Les Populations nomades écartées de cette initiative
C’est malgré cette euphorie nationaliste que fut créée en  1957, l’Organisation commune des Régions sahariennes, OCRS par  loi  n° 57-7-27 du 10 janvier 1957, dans  un but économique et géostratégique, mettant d’office l’exploitation des ressources minières du  Sahara (hydrocarbures, et autres minerais) au profit de la reconstruction de la France d’après guerre.
La thèse selon laquelle les populations nomades elles-mêmes n’étaient nullement au fait d’un  tel projet est la plus plausible et écarte toute possibilité de leur implication dans son initiation.
Toutefois, la convocation des seuls chefs traditionnels à la rencontre de Gao et la lettre ouverte au Président de la République française, ne militent guère pour l’innocence des Kel-Tamachaq.
Hamatou Ag Fihroun et Intalla Ag Attaher écartés au congrès de l’US-RDA de Gao…
Bien qu’ayant l’assentiment des notables Songhaï, cosignataires, les termes de la fameuse lettre ouverte étaient si explicites et édifiants qu’ils finirent par entamer la cohésion sociale pourtant séculaire entre ces deux groupes sociaux.
En effet, le qualificatif ²noir² qui n’était pas attribuable aux Kel-Tamachaq et maures, ne pouvait désigner logiquement que les Songhay, Peuls ou Bamanan au sud, d’où le signe perceptible des velléités  d’une discrimination raciale qui ne dit pas son nom.
N’est ce pas là, les raisons de l’écartement de Hamatou Ag Fihroun et Intalla Ag Attaher qui représentaient Ménaka et Kidal  au congrès constitutif de l’US-RDA de 1958, par la section US-RDA de Gao de tout mandat électif en désignant en leur lieu et place comme députés avec résidence à Gao  Abdoulaye MAIGA dit Mankman pour Ménaka et Alassane TOURGA pour Kidal pendant la première législature de la jeune République du Mali en 1960 ?
Esprit séparatiste
La politique de la métropole qui consiste à maintenir les touaregs dans leur état de nomade en créant des écoles qui nomadisent avec les campements vécue par les sédentaires comme un privilège a contribuée à mettre en exergue cette discrimination entre la race blanche et la noire, qui jusqu’ici est latente.
Cette  gestion des Kel Tamachaq par le colon français est sans doute l’une des sources des problèmes actuels, et est de ce point de vue, l’initiatrice de l’esprit séparatiste et racial que l’on retrouve  entre noirs et blancs jusqu’aujourd’hui au Mali.
La réaction des nomades (à l’indépendance du Mali) en 1962-1963, n’était pas forcément comprise des nouvelles autorités  du pays.

**Données enregistrées**

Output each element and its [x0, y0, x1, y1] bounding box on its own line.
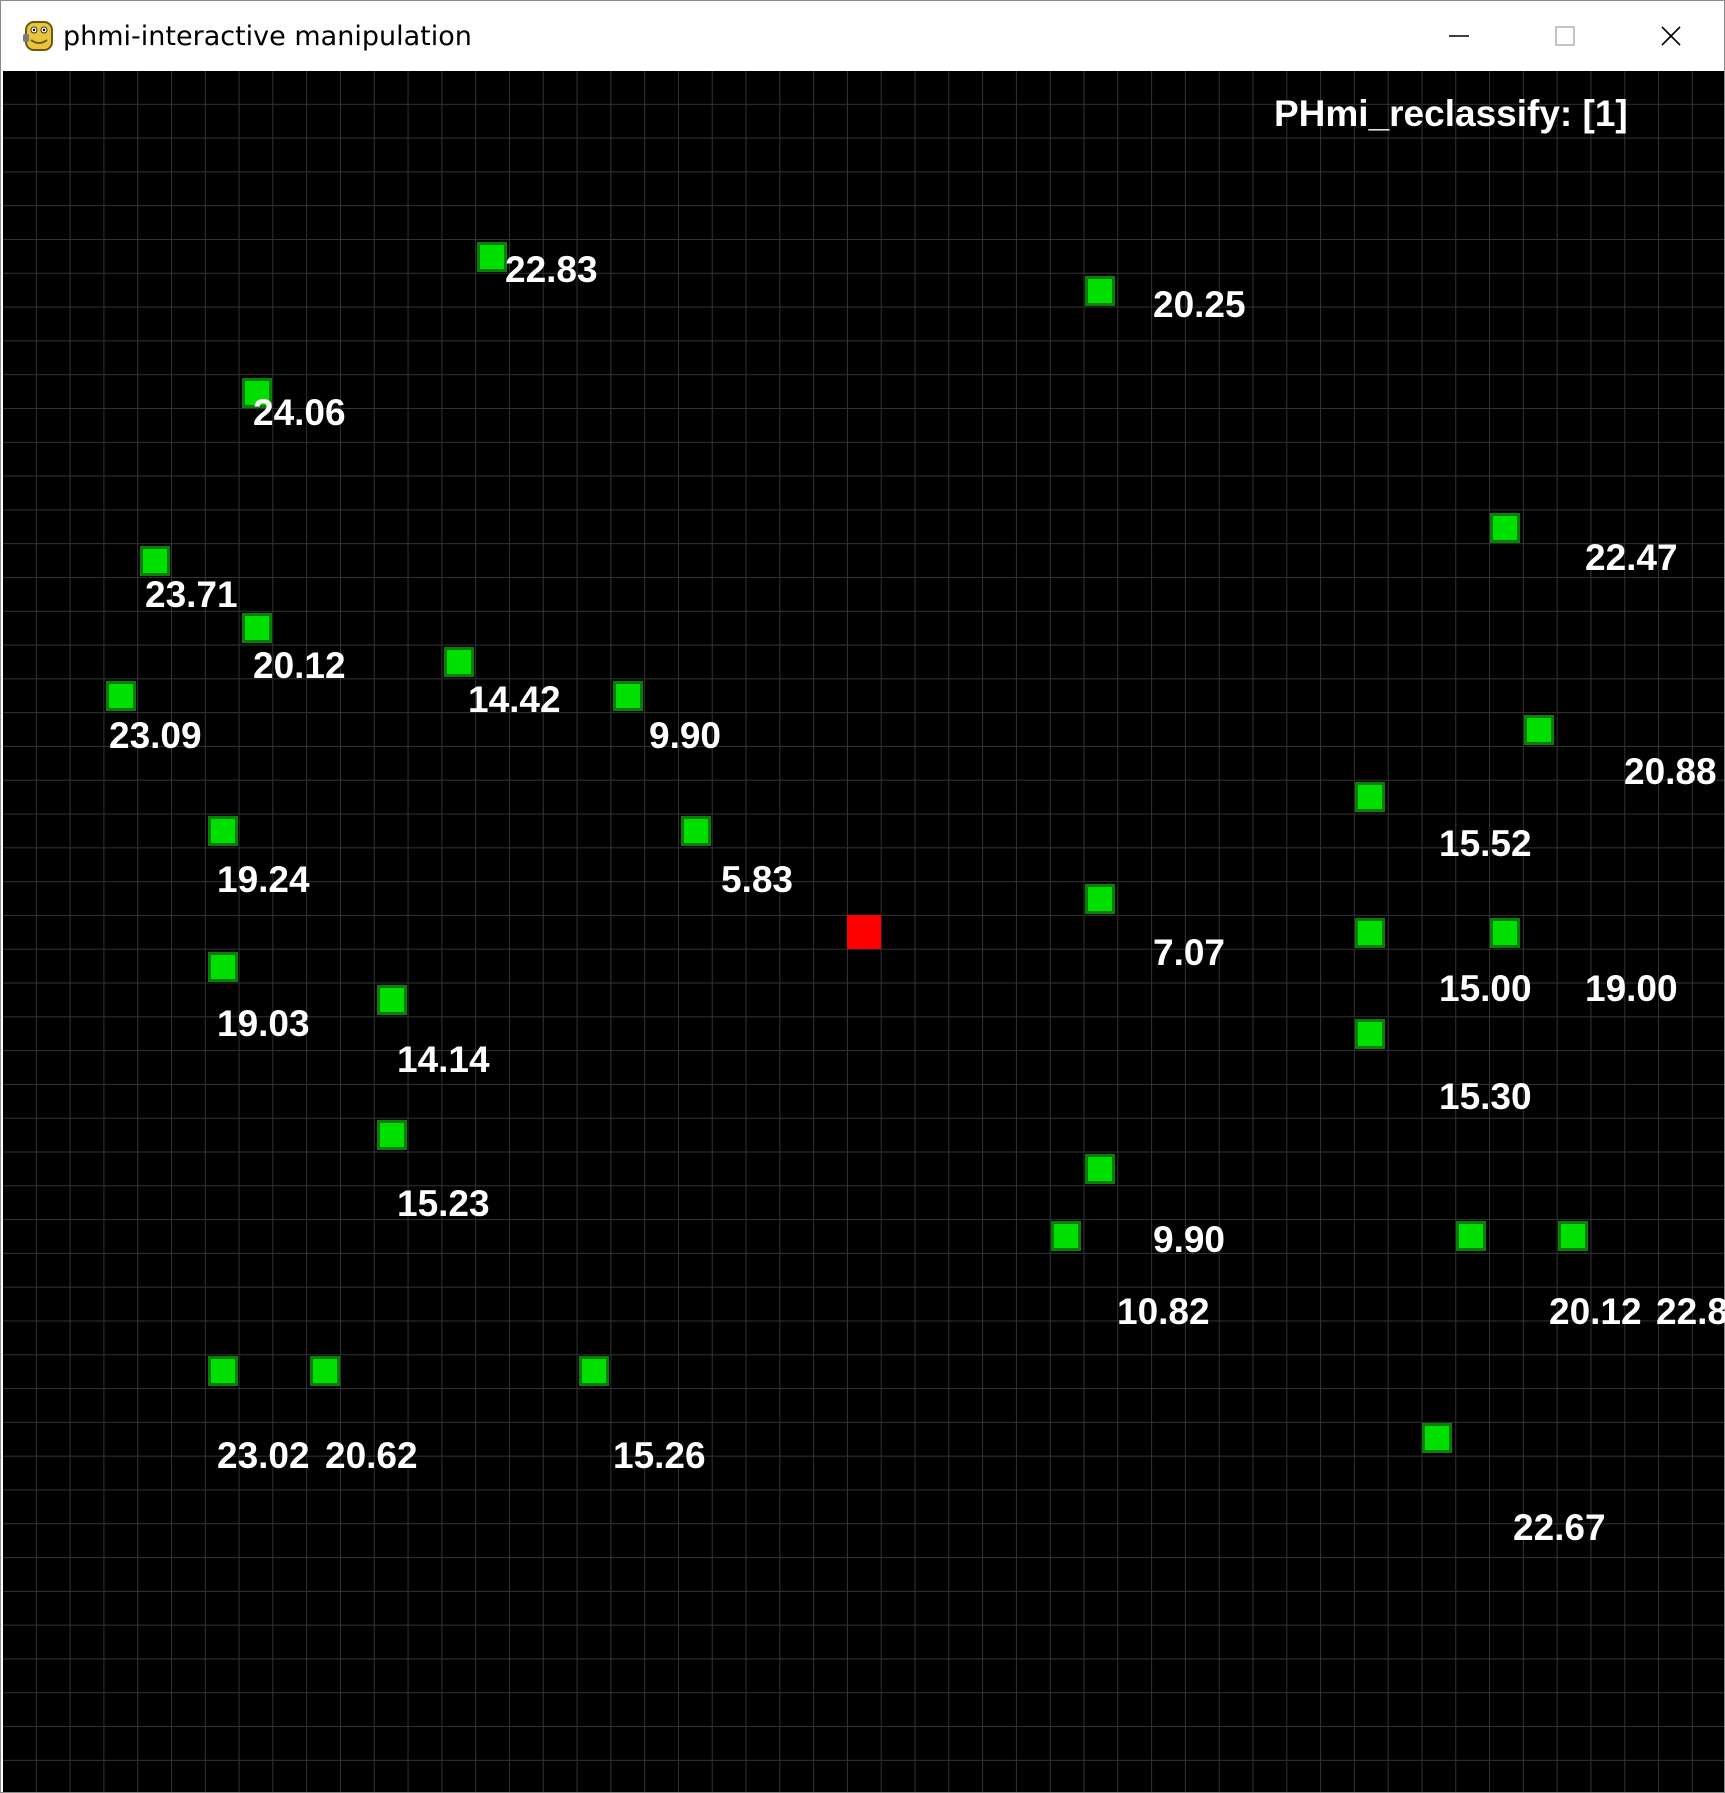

**Série d'exercices**
A. Répondez à ces questions d'après le texte sur l'OCRS et les Kel-Tamachaq :
(i) En quelle année fut créée l'Organisation commune des Régions sahariennes ?
(ii) Quelles localités Hamatou Ag Fihroun et Intalla Ag Attaher représentaient-ils au congrès constitutif de l'US-RDA de 1958 ?
(iii) Qui fut désigné député pour Kidal ?
B. Recopiez, dans le texte sur l'OCRS et les Kel-Tamachaq, le passage allant de « En effet, le » jusqu'à « pas son nom. » inclus.
C. Reprenez le texte sur l'OCRS et les Kel-Tamachaq là où il s'arrête, et prolongez-le.
Le matériel ne sert pas ici.

**Réponses aux exercices**
A.
(i) En 1957.
(ii) Ménaka et Kidal.
(iii) Alassane TOURGA.

B.
En effet, le qualificatif ²noir² qui n’était pas attribuable aux Kel-Tamachaq et maures, ne pouvait désigner logiquement que les Songhay, Peuls ou Bamanan au sud, d’où le signe perceptible des velléités  d’une discrimination raciale qui ne dit pas son nom.

C.
Au lieu de considérer la révolte de 1962-1963, comme un simple soulèvement  mené par un petit groupe (20 personnes ?) sous la direction d’Aladi Ag Alla, dont le père (Alla) fut décapité en 1951 par un peloton méhariste ; ou la réaction des aristocrates en passe de perdre leurs privilèges traditionnels… les autorités maliennes ont crié fort au racisme, à la haine du noir, et au mépris qu’ont les Kel Tamasheq pour ce dernier. Toutes choses qui ont été préjudiciables pour cette communauté.
Méconnaissance des acteurs politiques d’alors du mécanisme intra-communautaires
La gestion des autorités de l’US-RDA de la révolte de 1962 – 1963, allait mettre en évidence  la méconnaissance des acteurs politiques d’alors du mécanisme que constituent les liens intra-communautaires. Et surtout   l’immaturité politique des Kel-Tamachaq.
Face à ce qui précède, l’on constate que l’US-RDA de Modibo KEITA qui venait de remporter les élections a vite remis en cause son « idéologie égalitaire », dans le nord mali en utilisant l’armée nationale contre les populations civiles globalement  étrangères à ladite rébellion.
En effet, au congrès de Bamako (1960), l’US-RDA, parti socialiste, choisit une voie inadaptée aux structures maliennes en général, et nomades en particulier.
Les causes historiques
Les causes historiques concernent l’action de l’US-RDA. Si dans un premier temps, le P.S.P. était considéré par le colonisateur comme un parti modéré et « sage », dans un second temps, l’USRDA était considéré comme une sorte de « haut-parleur », qui  porte loin les principes de l’égalité des hommes, et le droit aux anciens tributaires  de s’émanciper. De surcroît, ce parti politique par inexpérience, a reconduit l’ancien système de gestion de l’administration coloniale. Partout dans la région de Gao, la rumeur faisait entendre :  « les biens seront communs, les femmes seront communes, et les vieillards sommairement exécutés ».

Ce qui n’était que rumeur se concrétisait de plus en plus par des exactions perpétrées par les milices du parti socialiste de Modibo KEITA, situation qui allait  bouleverser les mentalités nomades et les éloigner de tout porteur d’uniformes qu’ils confondent à la milice.
Raison de plus pour que, dans la tradition orale l’on retienne quelques raisons ayant motivées le soulèvement de quelques individus en 1962-1963.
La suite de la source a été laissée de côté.